Start of Records supplied

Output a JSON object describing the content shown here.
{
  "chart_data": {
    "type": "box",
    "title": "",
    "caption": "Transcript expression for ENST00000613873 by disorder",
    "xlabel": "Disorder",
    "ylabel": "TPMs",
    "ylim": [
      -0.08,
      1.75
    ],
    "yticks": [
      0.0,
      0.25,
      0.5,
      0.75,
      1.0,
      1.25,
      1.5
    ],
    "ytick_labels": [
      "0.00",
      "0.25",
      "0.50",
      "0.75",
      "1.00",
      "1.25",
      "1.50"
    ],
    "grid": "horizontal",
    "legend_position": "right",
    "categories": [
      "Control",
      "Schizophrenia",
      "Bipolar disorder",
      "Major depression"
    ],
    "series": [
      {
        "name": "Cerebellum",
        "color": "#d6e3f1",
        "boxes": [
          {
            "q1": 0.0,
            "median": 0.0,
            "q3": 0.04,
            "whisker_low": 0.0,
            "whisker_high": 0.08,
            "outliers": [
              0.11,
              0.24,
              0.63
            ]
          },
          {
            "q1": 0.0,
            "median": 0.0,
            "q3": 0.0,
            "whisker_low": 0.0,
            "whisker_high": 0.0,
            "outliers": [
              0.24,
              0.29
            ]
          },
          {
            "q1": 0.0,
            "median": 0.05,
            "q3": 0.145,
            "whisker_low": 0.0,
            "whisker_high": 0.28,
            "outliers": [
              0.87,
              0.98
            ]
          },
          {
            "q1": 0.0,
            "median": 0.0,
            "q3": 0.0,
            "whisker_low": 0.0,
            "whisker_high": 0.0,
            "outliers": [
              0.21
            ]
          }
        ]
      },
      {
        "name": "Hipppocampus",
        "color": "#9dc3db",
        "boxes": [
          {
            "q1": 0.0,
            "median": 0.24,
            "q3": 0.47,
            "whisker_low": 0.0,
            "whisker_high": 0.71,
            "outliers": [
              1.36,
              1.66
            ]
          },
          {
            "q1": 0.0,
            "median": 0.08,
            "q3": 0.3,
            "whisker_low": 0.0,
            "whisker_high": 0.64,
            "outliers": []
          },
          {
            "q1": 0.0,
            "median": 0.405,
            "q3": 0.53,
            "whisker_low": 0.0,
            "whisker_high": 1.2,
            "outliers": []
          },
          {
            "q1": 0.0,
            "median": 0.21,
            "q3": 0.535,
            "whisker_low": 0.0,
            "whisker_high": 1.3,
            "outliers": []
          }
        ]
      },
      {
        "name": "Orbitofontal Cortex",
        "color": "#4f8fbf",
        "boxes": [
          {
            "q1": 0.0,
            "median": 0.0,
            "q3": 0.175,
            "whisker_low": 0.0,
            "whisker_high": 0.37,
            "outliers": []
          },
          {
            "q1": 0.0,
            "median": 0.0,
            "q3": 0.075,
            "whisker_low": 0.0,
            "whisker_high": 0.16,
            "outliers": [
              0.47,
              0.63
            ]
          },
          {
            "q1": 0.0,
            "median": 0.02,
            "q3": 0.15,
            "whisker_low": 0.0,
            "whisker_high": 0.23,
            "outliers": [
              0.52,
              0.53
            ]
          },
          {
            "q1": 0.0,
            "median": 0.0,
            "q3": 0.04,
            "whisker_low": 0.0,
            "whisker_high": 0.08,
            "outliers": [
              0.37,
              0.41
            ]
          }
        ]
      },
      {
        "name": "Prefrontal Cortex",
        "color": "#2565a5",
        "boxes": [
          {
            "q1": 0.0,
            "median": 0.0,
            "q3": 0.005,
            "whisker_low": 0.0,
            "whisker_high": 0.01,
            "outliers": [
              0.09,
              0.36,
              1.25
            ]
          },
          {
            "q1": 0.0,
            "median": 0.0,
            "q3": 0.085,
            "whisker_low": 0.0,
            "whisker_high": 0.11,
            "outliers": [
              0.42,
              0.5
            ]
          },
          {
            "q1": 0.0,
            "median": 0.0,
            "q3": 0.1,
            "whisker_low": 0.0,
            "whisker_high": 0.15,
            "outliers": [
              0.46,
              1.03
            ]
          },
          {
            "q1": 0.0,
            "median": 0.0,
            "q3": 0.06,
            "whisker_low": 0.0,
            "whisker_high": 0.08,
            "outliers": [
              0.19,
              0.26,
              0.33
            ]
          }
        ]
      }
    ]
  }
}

End of Records supplied
Start of Records supplied

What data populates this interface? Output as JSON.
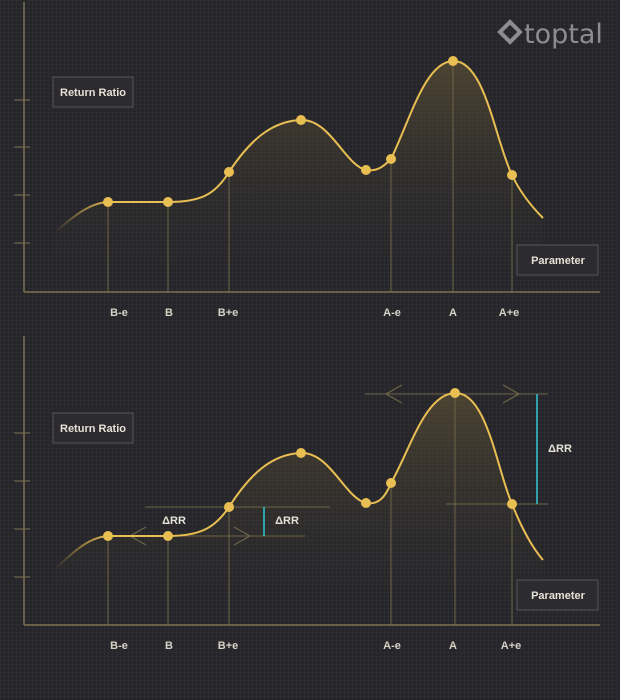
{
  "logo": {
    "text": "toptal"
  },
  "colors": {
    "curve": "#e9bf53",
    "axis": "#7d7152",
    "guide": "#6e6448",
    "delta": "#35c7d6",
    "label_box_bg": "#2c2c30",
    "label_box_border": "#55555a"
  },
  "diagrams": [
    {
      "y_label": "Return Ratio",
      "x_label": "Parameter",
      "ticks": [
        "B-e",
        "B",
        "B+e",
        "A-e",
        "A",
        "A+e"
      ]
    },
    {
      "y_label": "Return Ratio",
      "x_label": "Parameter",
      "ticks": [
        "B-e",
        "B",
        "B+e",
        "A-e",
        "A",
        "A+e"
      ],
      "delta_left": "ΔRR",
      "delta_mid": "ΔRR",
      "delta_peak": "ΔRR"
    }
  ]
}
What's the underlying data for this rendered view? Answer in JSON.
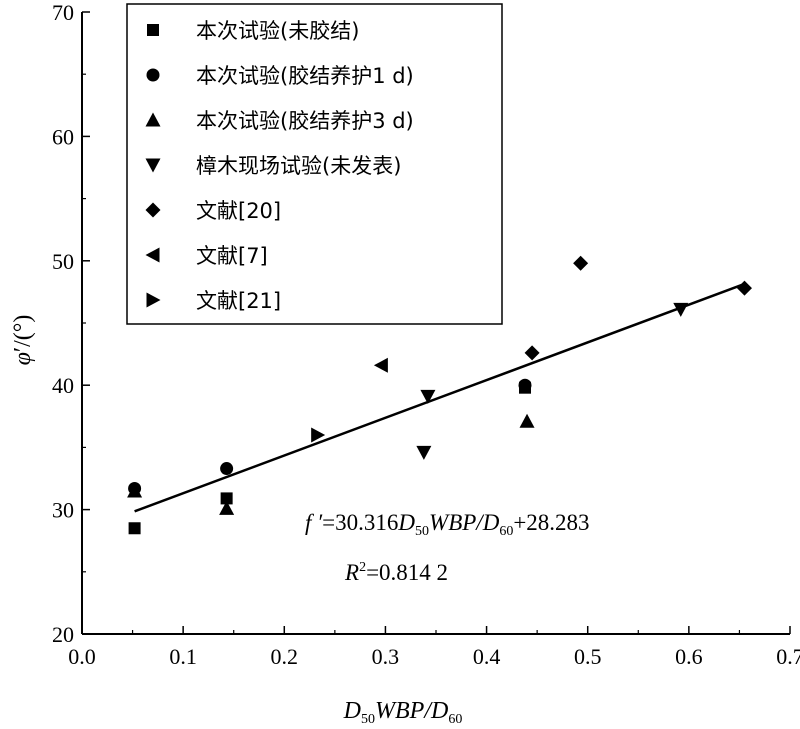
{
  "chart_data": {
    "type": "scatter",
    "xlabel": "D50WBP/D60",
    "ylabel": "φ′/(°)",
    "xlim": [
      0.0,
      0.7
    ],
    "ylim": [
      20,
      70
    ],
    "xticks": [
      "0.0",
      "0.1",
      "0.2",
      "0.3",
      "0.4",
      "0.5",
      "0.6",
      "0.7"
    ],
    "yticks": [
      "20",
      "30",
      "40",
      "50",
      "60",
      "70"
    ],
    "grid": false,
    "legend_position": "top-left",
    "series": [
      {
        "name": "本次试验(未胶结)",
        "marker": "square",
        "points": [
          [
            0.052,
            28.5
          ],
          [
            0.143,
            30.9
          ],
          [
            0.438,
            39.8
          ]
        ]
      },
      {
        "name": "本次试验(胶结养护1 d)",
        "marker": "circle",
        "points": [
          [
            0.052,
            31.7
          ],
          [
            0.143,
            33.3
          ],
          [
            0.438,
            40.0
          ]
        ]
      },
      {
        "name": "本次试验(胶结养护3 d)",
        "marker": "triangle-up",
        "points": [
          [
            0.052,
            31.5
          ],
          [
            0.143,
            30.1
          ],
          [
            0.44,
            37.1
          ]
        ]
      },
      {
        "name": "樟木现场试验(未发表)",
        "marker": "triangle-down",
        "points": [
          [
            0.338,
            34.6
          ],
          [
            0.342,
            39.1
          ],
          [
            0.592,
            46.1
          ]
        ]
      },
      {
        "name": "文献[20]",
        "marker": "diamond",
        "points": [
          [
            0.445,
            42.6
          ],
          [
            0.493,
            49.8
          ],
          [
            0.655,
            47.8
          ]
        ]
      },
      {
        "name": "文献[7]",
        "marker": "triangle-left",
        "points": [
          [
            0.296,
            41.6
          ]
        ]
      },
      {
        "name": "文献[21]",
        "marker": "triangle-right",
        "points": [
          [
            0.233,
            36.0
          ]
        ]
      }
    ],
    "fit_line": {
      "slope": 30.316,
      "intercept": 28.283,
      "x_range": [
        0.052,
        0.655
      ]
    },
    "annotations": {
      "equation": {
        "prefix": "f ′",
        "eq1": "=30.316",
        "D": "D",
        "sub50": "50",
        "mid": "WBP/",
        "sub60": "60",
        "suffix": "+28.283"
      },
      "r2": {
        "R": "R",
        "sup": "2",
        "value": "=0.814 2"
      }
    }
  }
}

End of Records supplied

Search the records above for the string "Cortex". Copy every line that contains it.

- Reply to the task
        "name": "Orbitofontal Cortex",
        "name": "Prefrontal Cortex",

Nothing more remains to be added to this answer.